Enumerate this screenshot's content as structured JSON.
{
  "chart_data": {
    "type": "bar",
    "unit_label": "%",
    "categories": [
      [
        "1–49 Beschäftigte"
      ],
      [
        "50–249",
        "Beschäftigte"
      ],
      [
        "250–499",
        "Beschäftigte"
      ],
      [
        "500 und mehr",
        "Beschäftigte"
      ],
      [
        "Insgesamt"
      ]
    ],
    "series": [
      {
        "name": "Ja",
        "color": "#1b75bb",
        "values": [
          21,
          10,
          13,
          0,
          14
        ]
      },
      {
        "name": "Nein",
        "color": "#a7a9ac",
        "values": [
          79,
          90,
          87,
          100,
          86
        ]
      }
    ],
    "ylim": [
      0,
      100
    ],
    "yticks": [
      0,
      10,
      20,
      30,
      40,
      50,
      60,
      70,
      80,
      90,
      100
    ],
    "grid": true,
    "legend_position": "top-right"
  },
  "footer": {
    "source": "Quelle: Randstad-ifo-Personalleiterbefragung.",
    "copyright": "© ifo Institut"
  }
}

* * *

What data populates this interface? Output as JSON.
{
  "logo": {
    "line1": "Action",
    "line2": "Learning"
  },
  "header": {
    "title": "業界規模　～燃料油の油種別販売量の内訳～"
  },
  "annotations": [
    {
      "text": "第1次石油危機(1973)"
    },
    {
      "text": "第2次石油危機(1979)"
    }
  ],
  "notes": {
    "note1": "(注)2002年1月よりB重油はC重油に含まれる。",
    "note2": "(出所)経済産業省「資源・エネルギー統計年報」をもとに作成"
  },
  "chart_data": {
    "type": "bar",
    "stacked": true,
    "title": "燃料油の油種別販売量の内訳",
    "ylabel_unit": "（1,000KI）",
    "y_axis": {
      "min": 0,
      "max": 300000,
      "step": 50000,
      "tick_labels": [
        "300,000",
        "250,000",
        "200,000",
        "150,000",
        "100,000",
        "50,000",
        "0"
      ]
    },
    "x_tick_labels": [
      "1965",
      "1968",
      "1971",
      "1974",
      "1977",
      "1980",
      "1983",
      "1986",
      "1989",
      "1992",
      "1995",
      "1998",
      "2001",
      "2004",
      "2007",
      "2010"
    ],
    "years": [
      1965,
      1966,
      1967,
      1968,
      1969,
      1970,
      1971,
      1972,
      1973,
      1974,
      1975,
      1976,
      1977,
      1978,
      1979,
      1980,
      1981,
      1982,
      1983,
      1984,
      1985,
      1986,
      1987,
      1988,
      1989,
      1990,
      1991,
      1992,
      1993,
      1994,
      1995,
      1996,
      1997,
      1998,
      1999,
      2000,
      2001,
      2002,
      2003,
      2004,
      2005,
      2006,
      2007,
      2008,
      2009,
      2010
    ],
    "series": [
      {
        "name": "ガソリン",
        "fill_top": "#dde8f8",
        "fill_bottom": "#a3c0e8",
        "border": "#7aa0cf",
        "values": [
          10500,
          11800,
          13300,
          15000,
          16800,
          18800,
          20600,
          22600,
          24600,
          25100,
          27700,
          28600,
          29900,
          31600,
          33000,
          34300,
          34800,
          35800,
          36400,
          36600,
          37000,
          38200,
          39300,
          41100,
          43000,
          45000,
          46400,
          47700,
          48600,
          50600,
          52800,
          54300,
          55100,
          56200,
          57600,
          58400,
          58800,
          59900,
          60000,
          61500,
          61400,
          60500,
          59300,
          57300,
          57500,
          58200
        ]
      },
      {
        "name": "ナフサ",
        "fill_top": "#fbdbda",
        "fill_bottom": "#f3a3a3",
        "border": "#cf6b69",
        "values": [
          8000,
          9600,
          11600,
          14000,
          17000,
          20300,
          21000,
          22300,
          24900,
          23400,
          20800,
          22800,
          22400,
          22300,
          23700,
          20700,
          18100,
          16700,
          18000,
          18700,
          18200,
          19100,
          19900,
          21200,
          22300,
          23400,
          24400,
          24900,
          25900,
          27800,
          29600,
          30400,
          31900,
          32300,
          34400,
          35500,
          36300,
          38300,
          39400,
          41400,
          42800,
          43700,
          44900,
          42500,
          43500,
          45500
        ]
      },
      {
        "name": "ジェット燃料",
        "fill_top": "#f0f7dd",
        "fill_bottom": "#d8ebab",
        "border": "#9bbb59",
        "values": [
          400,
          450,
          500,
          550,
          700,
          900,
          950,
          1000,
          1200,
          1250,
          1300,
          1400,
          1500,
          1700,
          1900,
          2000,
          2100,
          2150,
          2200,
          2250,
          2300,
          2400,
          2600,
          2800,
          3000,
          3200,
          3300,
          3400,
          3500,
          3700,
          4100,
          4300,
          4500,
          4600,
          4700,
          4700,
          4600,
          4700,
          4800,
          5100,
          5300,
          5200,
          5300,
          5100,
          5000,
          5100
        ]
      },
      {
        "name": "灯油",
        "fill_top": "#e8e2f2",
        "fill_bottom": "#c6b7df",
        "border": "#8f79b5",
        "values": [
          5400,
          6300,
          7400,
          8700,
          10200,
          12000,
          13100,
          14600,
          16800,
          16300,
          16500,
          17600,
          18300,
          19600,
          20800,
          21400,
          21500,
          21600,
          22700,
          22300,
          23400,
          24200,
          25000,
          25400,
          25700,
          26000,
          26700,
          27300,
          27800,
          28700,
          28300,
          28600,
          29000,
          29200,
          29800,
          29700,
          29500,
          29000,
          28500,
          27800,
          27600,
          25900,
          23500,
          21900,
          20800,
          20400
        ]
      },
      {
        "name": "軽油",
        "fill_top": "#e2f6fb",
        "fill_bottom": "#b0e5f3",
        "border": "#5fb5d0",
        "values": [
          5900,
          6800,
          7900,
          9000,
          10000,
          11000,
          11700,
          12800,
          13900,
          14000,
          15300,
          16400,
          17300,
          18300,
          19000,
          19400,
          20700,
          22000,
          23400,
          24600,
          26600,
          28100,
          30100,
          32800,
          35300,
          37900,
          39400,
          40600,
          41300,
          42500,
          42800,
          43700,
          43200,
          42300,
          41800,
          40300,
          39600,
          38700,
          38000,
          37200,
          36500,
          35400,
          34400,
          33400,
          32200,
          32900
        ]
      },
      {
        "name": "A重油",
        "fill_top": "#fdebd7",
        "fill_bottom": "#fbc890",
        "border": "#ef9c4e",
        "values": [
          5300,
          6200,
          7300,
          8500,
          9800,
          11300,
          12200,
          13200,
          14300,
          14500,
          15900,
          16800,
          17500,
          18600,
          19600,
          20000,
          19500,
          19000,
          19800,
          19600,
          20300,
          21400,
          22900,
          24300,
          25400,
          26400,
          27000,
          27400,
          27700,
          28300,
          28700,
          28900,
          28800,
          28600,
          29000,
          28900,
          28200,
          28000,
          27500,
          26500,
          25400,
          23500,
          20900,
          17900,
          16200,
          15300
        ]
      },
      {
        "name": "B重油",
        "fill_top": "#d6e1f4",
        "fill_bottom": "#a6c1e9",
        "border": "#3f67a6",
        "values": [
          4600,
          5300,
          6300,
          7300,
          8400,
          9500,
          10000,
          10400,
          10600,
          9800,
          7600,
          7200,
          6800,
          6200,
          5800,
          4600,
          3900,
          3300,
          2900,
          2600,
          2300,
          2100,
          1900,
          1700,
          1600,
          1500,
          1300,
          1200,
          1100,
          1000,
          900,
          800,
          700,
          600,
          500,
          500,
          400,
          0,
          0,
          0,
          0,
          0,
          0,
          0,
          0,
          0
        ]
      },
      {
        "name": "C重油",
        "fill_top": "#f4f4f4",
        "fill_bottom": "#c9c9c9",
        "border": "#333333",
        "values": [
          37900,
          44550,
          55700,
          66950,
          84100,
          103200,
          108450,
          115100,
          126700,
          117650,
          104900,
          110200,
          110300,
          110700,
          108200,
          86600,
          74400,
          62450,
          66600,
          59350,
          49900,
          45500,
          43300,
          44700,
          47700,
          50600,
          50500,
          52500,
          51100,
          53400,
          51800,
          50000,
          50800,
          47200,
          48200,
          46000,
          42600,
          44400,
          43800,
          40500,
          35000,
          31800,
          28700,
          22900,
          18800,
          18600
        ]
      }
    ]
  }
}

Exercise task » Say how many lines of the data include the word "name". Nothing other than the number should be given.

Written response » 10